• **TASK OBJECTIVE**
Within the listing below, locate all lines containing the word "type". Copy each one.

☆ ☆ ☆ ☆ ☆ ☆ ☆

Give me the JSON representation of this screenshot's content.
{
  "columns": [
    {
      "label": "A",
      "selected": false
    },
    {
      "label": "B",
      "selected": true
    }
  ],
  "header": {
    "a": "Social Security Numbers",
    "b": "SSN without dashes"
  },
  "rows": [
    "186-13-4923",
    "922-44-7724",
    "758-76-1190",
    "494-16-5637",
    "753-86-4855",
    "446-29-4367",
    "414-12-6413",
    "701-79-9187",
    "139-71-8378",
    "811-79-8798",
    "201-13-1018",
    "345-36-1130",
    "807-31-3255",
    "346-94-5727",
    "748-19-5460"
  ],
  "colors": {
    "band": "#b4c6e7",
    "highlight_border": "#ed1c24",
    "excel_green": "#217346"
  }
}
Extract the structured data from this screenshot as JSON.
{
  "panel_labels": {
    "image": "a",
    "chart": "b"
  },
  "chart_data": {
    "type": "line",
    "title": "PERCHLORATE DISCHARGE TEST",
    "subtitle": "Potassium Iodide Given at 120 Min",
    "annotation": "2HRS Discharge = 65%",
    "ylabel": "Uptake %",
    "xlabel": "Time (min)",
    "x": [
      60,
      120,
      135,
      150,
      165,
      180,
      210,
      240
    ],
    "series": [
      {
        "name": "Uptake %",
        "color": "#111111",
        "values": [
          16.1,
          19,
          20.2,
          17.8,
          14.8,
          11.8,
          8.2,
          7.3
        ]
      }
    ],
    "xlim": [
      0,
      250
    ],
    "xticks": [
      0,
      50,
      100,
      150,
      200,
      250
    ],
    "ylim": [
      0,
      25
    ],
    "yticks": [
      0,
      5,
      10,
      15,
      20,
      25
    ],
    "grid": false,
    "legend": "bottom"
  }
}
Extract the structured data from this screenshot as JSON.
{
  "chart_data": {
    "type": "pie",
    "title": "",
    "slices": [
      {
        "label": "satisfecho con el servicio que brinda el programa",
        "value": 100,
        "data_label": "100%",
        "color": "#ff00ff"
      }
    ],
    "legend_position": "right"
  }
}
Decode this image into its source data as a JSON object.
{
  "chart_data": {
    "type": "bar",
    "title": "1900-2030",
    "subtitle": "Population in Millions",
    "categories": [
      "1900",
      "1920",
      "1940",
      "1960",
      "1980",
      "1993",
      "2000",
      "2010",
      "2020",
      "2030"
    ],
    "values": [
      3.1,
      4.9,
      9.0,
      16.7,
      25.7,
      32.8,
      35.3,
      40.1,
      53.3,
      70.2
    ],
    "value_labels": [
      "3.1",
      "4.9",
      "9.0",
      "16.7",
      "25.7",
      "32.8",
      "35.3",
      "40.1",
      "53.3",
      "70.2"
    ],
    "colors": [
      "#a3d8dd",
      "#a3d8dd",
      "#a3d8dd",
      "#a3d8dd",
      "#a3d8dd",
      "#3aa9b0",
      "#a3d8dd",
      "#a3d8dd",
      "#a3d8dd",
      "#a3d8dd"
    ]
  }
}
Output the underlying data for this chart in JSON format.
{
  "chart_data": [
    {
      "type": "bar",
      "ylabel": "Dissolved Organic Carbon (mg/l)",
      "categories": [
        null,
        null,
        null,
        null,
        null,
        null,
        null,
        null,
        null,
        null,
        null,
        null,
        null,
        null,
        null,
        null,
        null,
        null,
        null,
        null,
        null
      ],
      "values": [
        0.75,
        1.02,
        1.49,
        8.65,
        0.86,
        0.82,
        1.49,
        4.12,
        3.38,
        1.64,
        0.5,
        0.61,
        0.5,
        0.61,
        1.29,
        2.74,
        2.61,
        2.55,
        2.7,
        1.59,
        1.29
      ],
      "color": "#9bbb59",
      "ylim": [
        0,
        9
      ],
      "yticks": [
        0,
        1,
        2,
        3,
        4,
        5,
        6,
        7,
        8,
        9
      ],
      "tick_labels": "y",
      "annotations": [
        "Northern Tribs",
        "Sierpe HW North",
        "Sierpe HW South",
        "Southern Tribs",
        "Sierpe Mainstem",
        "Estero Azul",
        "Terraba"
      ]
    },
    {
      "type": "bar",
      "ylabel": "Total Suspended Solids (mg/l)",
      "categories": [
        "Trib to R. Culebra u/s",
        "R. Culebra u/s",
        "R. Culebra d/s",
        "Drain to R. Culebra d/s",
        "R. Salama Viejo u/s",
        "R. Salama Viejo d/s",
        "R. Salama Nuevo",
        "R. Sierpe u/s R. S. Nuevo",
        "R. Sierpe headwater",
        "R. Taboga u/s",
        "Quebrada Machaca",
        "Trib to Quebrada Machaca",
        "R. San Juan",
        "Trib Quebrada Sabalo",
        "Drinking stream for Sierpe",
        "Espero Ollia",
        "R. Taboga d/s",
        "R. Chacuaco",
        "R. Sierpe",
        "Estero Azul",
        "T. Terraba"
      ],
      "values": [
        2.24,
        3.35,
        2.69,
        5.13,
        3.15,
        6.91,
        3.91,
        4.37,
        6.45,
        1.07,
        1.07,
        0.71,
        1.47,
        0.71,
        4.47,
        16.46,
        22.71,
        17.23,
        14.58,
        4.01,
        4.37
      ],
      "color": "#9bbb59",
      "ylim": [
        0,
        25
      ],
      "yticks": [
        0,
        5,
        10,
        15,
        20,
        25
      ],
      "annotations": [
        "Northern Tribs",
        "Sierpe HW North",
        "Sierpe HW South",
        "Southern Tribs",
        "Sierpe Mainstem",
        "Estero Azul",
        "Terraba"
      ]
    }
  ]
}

☆ ☆ ☆ ☆ ☆ ☆ ☆

• **EXERCISE ANSWER**
    "type": "line",
    "type": "pie",
    "type": "bar",
      "type": "bar",
      "type": "bar",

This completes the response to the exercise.